[Source records]
--*--

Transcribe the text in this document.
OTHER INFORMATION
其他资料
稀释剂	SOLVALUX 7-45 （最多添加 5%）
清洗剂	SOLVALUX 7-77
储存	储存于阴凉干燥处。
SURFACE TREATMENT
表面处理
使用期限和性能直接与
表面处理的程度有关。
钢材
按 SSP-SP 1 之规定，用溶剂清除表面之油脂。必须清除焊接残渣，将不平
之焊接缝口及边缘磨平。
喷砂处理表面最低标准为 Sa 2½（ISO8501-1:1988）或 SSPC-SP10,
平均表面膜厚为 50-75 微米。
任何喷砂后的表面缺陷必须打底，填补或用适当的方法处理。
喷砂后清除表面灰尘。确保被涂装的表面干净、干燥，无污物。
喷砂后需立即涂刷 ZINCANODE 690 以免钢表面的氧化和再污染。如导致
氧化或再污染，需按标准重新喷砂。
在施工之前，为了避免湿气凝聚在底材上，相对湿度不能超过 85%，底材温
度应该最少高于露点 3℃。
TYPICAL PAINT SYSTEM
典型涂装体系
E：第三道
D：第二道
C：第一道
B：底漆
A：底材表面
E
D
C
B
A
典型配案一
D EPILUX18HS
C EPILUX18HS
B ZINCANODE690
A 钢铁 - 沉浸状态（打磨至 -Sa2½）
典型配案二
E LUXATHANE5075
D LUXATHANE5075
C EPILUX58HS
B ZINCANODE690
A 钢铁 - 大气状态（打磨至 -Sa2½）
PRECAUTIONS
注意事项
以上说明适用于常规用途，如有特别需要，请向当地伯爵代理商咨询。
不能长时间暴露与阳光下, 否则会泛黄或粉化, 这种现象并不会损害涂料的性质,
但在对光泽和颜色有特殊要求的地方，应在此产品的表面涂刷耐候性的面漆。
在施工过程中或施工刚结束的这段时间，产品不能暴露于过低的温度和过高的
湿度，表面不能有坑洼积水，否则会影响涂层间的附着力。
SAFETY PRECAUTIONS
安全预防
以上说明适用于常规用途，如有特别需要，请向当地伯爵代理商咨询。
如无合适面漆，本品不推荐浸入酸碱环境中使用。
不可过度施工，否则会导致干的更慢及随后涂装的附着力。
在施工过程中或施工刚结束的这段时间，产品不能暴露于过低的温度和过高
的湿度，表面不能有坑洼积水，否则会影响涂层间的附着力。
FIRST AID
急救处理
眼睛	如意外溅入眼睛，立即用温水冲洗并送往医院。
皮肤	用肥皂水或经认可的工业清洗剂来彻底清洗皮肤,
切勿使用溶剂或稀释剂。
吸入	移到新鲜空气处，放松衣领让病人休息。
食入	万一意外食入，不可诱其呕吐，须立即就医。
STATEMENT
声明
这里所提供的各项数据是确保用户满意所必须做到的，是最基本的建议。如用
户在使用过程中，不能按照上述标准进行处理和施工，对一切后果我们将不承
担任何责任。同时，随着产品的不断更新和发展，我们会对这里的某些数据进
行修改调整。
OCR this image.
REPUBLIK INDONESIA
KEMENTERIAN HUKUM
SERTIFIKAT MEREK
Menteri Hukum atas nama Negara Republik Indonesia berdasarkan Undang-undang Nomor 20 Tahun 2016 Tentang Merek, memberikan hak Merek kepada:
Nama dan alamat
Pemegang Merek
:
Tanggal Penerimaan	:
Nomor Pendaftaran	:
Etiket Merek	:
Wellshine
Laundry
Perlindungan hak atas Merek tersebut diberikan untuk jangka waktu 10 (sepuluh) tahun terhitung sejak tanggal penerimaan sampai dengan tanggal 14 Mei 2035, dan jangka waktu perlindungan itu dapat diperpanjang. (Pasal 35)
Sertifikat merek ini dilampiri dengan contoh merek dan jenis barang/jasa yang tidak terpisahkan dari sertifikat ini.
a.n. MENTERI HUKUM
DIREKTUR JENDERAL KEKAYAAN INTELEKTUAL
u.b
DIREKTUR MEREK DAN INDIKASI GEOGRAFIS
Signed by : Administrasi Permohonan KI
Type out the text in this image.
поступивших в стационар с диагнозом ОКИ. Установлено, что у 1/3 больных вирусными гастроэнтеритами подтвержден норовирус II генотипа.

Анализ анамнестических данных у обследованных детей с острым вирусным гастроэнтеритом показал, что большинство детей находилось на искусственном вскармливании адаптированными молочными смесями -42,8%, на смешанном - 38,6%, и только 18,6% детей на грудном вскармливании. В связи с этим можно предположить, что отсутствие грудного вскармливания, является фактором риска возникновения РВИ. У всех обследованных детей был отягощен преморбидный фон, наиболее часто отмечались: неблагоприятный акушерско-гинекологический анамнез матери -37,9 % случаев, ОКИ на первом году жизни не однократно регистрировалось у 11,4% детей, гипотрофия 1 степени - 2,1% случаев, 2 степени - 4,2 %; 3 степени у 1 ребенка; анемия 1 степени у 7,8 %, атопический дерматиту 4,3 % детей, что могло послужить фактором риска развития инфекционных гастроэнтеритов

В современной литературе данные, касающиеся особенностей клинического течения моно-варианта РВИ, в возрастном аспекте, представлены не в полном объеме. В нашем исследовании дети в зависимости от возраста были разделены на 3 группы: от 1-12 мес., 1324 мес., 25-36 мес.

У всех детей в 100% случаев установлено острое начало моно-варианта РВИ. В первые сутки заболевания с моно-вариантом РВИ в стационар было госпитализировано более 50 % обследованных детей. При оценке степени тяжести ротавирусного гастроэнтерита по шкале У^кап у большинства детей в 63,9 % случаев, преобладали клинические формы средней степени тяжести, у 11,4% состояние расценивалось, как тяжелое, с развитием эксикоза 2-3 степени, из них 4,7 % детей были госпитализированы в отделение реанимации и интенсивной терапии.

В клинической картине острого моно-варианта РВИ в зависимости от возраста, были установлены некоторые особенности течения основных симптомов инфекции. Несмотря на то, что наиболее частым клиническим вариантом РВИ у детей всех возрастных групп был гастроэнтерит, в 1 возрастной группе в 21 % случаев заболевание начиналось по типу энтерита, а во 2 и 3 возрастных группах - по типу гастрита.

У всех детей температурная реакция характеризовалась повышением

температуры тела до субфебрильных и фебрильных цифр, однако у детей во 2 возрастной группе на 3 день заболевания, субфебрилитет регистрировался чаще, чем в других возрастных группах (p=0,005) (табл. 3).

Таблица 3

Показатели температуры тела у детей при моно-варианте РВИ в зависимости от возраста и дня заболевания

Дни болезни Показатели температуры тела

--*--

**TASK DIRECTIONS:** Reproduce each record shown above without altering a single word.

**COMPLETE OUTPUT:**
Transcribe the text in this document.
OTHER INFORMATION
其他资料
稀释剂	SOLVALUX 7-45 （最多添加 5%）
清洗剂	SOLVALUX 7-77
储存	储存于阴凉干燥处。
SURFACE TREATMENT
表面处理
使用期限和性能直接与
表面处理的程度有关。
钢材
按 SSP-SP 1 之规定，用溶剂清除表面之油脂。必须清除焊接残渣，将不平
之焊接缝口及边缘磨平。
喷砂处理表面最低标准为 Sa 2½（ISO8501-1:1988）或 SSPC-SP10,
平均表面膜厚为 50-75 微米。
任何喷砂后的表面缺陷必须打底，填补或用适当的方法处理。
喷砂后清除表面灰尘。确保被涂装的表面干净、干燥，无污物。
喷砂后需立即涂刷 ZINCANODE 690 以免钢表面的氧化和再污染。如导致
氧化或再污染，需按标准重新喷砂。
在施工之前，为了避免湿气凝聚在底材上，相对湿度不能超过 85%，底材温
度应该最少高于露点 3℃。
TYPICAL PAINT SYSTEM
典型涂装体系
E：第三道
D：第二道
C：第一道
B：底漆
A：底材表面
E
D
C
B
A
典型配案一
D EPILUX18HS
C EPILUX18HS
B ZINCANODE690
A 钢铁 - 沉浸状态（打磨至 -Sa2½）
典型配案二
E LUXATHANE5075
D LUXATHANE5075
C EPILUX58HS
B ZINCANODE690
A 钢铁 - 大气状态（打磨至 -Sa2½）
PRECAUTIONS
注意事项
以上说明适用于常规用途，如有特别需要，请向当地伯爵代理商咨询。
不能长时间暴露与阳光下, 否则会泛黄或粉化, 这种现象并不会损害涂料的性质,
但在对光泽和颜色有特殊要求的地方，应在此产品的表面涂刷耐候性的面漆。
在施工过程中或施工刚结束的这段时间，产品不能暴露于过低的温度和过高的
湿度，表面不能有坑洼积水，否则会影响涂层间的附着力。
SAFETY PRECAUTIONS
安全预防
以上说明适用于常规用途，如有特别需要，请向当地伯爵代理商咨询。
如无合适面漆，本品不推荐浸入酸碱环境中使用。
不可过度施工，否则会导致干的更慢及随后涂装的附着力。
在施工过程中或施工刚结束的这段时间，产品不能暴露于过低的温度和过高
的湿度，表面不能有坑洼积水，否则会影响涂层间的附着力。
FIRST AID
急救处理
眼睛	如意外溅入眼睛，立即用温水冲洗并送往医院。
皮肤	用肥皂水或经认可的工业清洗剂来彻底清洗皮肤,
切勿使用溶剂或稀释剂。
吸入	移到新鲜空气处，放松衣领让病人休息。
食入	万一意外食入，不可诱其呕吐，须立即就医。
STATEMENT
声明
这里所提供的各项数据是确保用户满意所必须做到的，是最基本的建议。如用
户在使用过程中，不能按照上述标准进行处理和施工，对一切后果我们将不承
担任何责任。同时，随着产品的不断更新和发展，我们会对这里的某些数据进
行修改调整。
OCR this image.
REPUBLIK INDONESIA
KEMENTERIAN HUKUM
SERTIFIKAT MEREK
Menteri Hukum atas nama Negara Republik Indonesia berdasarkan Undang-undang Nomor 20 Tahun 2016 Tentang Merek, memberikan hak Merek kepada:
Nama dan alamat
Pemegang Merek
:
Tanggal Penerimaan	:
Nomor Pendaftaran	:
Etiket Merek	:
Wellshine
Laundry
Perlindungan hak atas Merek tersebut diberikan untuk jangka waktu 10 (sepuluh) tahun terhitung sejak tanggal penerimaan sampai dengan tanggal 14 Mei 2035, dan jangka waktu perlindungan itu dapat diperpanjang. (Pasal 35)
Sertifikat merek ini dilampiri dengan contoh merek dan jenis barang/jasa yang tidak terpisahkan dari sertifikat ini.
a.n. MENTERI HUKUM
DIREKTUR JENDERAL KEKAYAAN INTELEKTUAL
u.b
DIREKTUR MEREK DAN INDIKASI GEOGRAFIS
Signed by : Administrasi Permohonan KI
Type out the text in this image.
поступивших в стационар с диагнозом ОКИ. Установлено, что у 1/3 больных вирусными гастроэнтеритами подтвержден норовирус II генотипа.

Анализ анамнестических данных у обследованных детей с острым вирусным гастроэнтеритом показал, что большинство детей находилось на искусственном вскармливании адаптированными молочными смесями -42,8%, на смешанном - 38,6%, и только 18,6% детей на грудном вскармливании. В связи с этим можно предположить, что отсутствие грудного вскармливания, является фактором риска возникновения РВИ. У всех обследованных детей был отягощен преморбидный фон, наиболее часто отмечались: неблагоприятный акушерско-гинекологический анамнез матери -37,9 % случаев, ОКИ на первом году жизни не однократно регистрировалось у 11,4% детей, гипотрофия 1 степени - 2,1% случаев, 2 степени - 4,2 %; 3 степени у 1 ребенка; анемия 1 степени у 7,8 %, атопический дерматиту 4,3 % детей, что могло послужить фактором риска развития инфекционных гастроэнтеритов

В современной литературе данные, касающиеся особенностей клинического течения моно-варианта РВИ, в возрастном аспекте, представлены не в полном объеме. В нашем исследовании дети в зависимости от возраста были разделены на 3 группы: от 1-12 мес., 1324 мес., 25-36 мес.

У всех детей в 100% случаев установлено острое начало моно-варианта РВИ. В первые сутки заболевания с моно-вариантом РВИ в стационар было госпитализировано более 50 % обследованных детей. При оценке степени тяжести ротавирусного гастроэнтерита по шкале У^кап у большинства детей в 63,9 % случаев, преобладали клинические формы средней степени тяжести, у 11,4% состояние расценивалось, как тяжелое, с развитием эксикоза 2-3 степени, из них 4,7 % детей были госпитализированы в отделение реанимации и интенсивной терапии.

В клинической картине острого моно-варианта РВИ в зависимости от возраста, были установлены некоторые особенности течения основных симптомов инфекции. Несмотря на то, что наиболее частым клиническим вариантом РВИ у детей всех возрастных групп был гастроэнтерит, в 1 возрастной группе в 21 % случаев заболевание начиналось по типу энтерита, а во 2 и 3 возрастных группах - по типу гастрита.

У всех детей температурная реакция характеризовалась повышением

температуры тела до субфебрильных и фебрильных цифр, однако у детей во 2 возрастной группе на 3 день заболевания, субфебрилитет регистрировался чаще, чем в других возрастных группах (p=0,005) (табл. 3).

Таблица 3

Показатели температуры тела у детей при моно-варианте РВИ в зависимости от возраста и дня заболевания

Дни болезни Показатели температуры тела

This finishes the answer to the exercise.